===== Records for this task

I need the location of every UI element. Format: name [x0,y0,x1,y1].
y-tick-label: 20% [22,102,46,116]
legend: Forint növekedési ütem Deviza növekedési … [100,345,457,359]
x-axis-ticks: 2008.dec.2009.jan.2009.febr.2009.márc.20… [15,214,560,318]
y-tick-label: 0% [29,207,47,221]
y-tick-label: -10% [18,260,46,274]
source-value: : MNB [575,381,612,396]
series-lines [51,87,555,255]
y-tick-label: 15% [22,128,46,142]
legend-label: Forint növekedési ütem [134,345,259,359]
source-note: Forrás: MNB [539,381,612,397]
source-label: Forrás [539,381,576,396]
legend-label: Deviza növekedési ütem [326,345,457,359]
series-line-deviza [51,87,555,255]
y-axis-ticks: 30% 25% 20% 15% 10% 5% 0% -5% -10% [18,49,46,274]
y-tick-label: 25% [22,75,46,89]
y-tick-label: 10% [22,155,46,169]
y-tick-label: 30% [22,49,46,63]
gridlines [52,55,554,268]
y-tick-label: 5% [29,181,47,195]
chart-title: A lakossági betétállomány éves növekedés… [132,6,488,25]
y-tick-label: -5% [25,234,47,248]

==========

**What to produce:** Please pull out every line in the records above that contains the word "ütem", copying each one in full.

**Result of this exercise:**
legend: Forint növekedési ütem Deviza növekedési … [100,345,457,359]
legend-label: Forint növekedési ütem [134,345,259,359]
legend-label: Deviza növekedési ütem [326,345,457,359]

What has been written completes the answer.